» **WHAT THIS TASK INVOLVES**
Every entry must be copied word for word.

» **INPUT DATA**
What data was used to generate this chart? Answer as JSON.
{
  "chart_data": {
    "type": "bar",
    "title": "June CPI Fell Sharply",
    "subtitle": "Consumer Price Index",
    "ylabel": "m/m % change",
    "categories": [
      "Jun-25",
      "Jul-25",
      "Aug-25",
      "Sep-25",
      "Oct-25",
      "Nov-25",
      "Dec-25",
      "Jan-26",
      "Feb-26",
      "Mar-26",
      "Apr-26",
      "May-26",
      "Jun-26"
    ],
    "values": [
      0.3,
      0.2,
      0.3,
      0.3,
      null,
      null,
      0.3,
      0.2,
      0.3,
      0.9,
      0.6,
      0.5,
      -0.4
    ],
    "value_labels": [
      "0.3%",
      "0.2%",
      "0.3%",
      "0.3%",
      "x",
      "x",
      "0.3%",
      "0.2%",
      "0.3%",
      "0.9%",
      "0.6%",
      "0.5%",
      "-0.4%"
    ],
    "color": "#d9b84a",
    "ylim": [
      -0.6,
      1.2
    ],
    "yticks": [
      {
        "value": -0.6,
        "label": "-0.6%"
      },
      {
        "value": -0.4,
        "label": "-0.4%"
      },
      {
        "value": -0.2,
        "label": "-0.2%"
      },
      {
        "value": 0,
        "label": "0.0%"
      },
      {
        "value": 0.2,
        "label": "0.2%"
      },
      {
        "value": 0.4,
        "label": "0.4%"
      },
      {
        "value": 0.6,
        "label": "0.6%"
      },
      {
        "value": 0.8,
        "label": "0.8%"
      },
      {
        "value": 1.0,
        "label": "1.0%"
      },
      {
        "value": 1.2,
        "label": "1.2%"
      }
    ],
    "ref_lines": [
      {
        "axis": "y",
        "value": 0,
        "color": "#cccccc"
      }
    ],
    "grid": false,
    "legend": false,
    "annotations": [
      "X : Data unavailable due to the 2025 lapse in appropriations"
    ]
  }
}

» **SOLUTION TO THE EXERCISE**
What data was used to generate this chart? Answer as JSON.
{
  "chart_data": {
    "type": "bar",
    "title": "June CPI Fell Sharply",
    "subtitle": "Consumer Price Index",
    "ylabel": "m/m % change",
    "categories": [
      "Jun-25",
      "Jul-25",
      "Aug-25",
      "Sep-25",
      "Oct-25",
      "Nov-25",
      "Dec-25",
      "Jan-26",
      "Feb-26",
      "Mar-26",
      "Apr-26",
      "May-26",
      "Jun-26"
    ],
    "values": [
      0.3,
      0.2,
      0.3,
      0.3,
      null,
      null,
      0.3,
      0.2,
      0.3,
      0.9,
      0.6,
      0.5,
      -0.4
    ],
    "value_labels": [
      "0.3%",
      "0.2%",
      "0.3%",
      "0.3%",
      "x",
      "x",
      "0.3%",
      "0.2%",
      "0.3%",
      "0.9%",
      "0.6%",
      "0.5%",
      "-0.4%"
    ],
    "color": "#d9b84a",
    "ylim": [
      -0.6,
      1.2
    ],
    "yticks": [
      {
        "value": -0.6,
        "label": "-0.6%"
      },
      {
        "value": -0.4,
        "label": "-0.4%"
      },
      {
        "value": -0.2,
        "label": "-0.2%"
      },
      {
        "value": 0,
        "label": "0.0%"
      },
      {
        "value": 0.2,
        "label": "0.2%"
      },
      {
        "value": 0.4,
        "label": "0.4%"
      },
      {
        "value": 0.6,
        "label": "0.6%"
      },
      {
        "value": 0.8,
        "label": "0.8%"
      },
      {
        "value": 1.0,
        "label": "1.0%"
      },
      {
        "value": 1.2,
        "label": "1.2%"
      }
    ],
    "ref_lines": [
      {
        "axis": "y",
        "value": 0,
        "color": "#cccccc"
      }
    ],
    "grid": false,
    "legend": false,
    "annotations": [
      "X : Data unavailable due to the 2025 lapse in appropriations"
    ]
  }
}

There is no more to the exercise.